Plaignant
Les Entreprises
Marguerite et Soleil
Représentant du plaignant
Mme Marguerite
Bilodeau (présidente, Entreprises Marguerite et Soleil)
Mis en cause
Nursing Québec
[Montréal] et Mme Nicole Rodrigue (rédactrice en chef)
Résumé de la plainte
La revue Nursing
Québec refuse de publier une annonce concernant un disque produit à l’occasion
de l’Année internationale de la paix. Cette décision discriminatoire empêche la
plaignante de livrer un message principalement destiné aux infirmières, alors
que la revue accepte de publier des annonces qui ne sont pas directement
reliées à cette profession.
Griefs du plaignant
Le Conseil a
terminé l’étude de la plainte de madame Marguerite Bilodeau, présidente des
Entreprises Marguerite et Soleil, qui se jugeait victime de discrimination de
la part de la revue Nursing Québec, publiée par l’Ordre des infirmières et
infirmiers du Québec.

_ENREGISTREMENTS FOURNIS_
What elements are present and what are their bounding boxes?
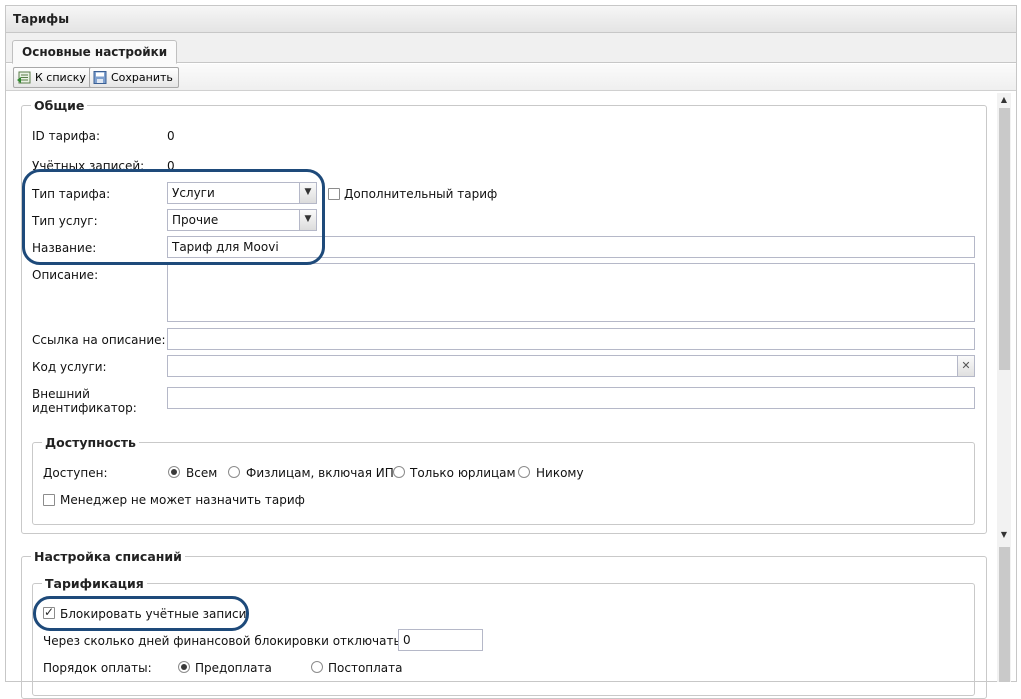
highlight-tariff-fields	[22, 169, 325, 265]
additional-tariff-label[interactable]: Дополнительный тариф	[344, 187, 497, 201]
tariff-id-label: ID тарифа:	[32, 129, 101, 143]
external-id-input[interactable]	[167, 387, 975, 409]
scrollbar-thumb[interactable]	[999, 108, 1010, 370]
tarification-legend: Тарификация	[45, 576, 144, 591]
additional-tariff-checkbox[interactable]	[328, 188, 340, 200]
service-code-input[interactable]: ✕	[167, 355, 975, 377]
charges-legend: Настройка списаний	[34, 549, 182, 564]
block-days-label: Через сколько дней финансовой блокировки…	[43, 634, 424, 648]
save-label: Сохранить	[111, 71, 173, 84]
availability-option-individuals[interactable]: Физлицам, включая ИП	[246, 466, 394, 480]
panel-title: Тарифы	[13, 12, 70, 26]
highlight-block-accounts	[33, 596, 249, 631]
availability-option-all[interactable]: Всем	[186, 466, 217, 480]
tab-main-settings[interactable]: Основные настройки	[12, 40, 178, 64]
availability-radio-nobody[interactable]	[518, 466, 530, 478]
description-label: Описание:	[32, 268, 99, 282]
save-button[interactable]: Сохранить	[89, 67, 179, 88]
availability-radio-individuals[interactable]	[228, 466, 240, 478]
external-id-label-line1: Внешний	[32, 387, 90, 401]
availability-option-legal[interactable]: Только юрлицам	[410, 466, 516, 480]
service-code-label: Код услуги:	[32, 360, 107, 374]
payment-radio-postpaid[interactable]	[311, 661, 323, 673]
scrollbar-track-lower[interactable]	[999, 547, 1010, 682]
availability-fieldset: Доступность	[32, 435, 975, 525]
save-icon	[93, 71, 108, 84]
panel-titlebar: Тарифы	[5, 5, 1017, 33]
scroll-down-icon[interactable]: ▼	[999, 530, 1009, 539]
manager-cannot-assign-label[interactable]: Менеджер не может назначить тариф	[60, 493, 305, 507]
availability-radio-all[interactable]	[168, 466, 180, 478]
manager-cannot-assign-checkbox[interactable]	[43, 494, 55, 506]
available-label: Доступен:	[43, 466, 108, 480]
availability-radio-legal[interactable]	[393, 466, 405, 478]
availability-legend: Доступность	[45, 435, 136, 450]
block-days-input[interactable]: 0	[398, 629, 483, 651]
payment-radio-prepaid[interactable]	[178, 661, 190, 673]
availability-option-nobody[interactable]: Никому	[536, 466, 584, 480]
external-id-label-line2: идентификатор:	[32, 401, 137, 415]
scroll-up-icon[interactable]: ▲	[999, 95, 1009, 104]
back-to-list-button[interactable]: К списку	[13, 67, 92, 88]
description-link-input[interactable]	[167, 328, 975, 350]
general-legend: Общие	[34, 98, 85, 113]
payment-order-label: Порядок оплаты:	[43, 661, 152, 675]
description-link-label: Ссылка на описание:	[32, 333, 166, 347]
tariff-id-value: 0	[167, 129, 175, 143]
description-textarea[interactable]	[167, 263, 975, 322]
back-to-list-label: К списку	[35, 71, 86, 84]
clear-icon[interactable]: ✕	[957, 356, 974, 376]
payment-option-prepaid[interactable]: Предоплата	[195, 661, 272, 675]
list-back-icon	[17, 71, 32, 84]
payment-option-postpaid[interactable]: Постоплата	[328, 661, 403, 675]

_CONSIGNE_
Rédigez la suite de l'extrait consacré à la plainte contre la revue Nursing Québec, en reprenant juste après sa dernière phrase.

_RÉSULTAT_
En novembre
1985, la plaignante, qui est également infirmière, avait réservé un espace publicitaire
dans la revue pour y annoncer le disque qu’elle avait produit à l’occasion de
l’Année internationale de la paix. La rédactrice en chef de la revue, madame
Nicole Rodrigue, lui aurait alors dit qu’elle ferait le nécessaire pour que
l’annonce soit publiée dans l’édition de janvier 1986. «Tout semblait conclu»
jusqu’au jour de décembre où elle apprit de madame Rodrigue que l’annonce ne
serait pas publiée.
Madame Bilodeau
considérait ce refus comme discriminatoire, l’empêchant de livrer son message
destiné principalement aux infirmières comme le démontrait la coiffe y
apparaissant, alors que la revue publie volontiers d’autres annonces qui «ne
sont pas strictement reliées à la profession». Et comme elle n’avait pas reçu
de réponse à ses demandes d’explication, elle voyait là «de la négligence et de
l’ignorance» face à la cause de la paix.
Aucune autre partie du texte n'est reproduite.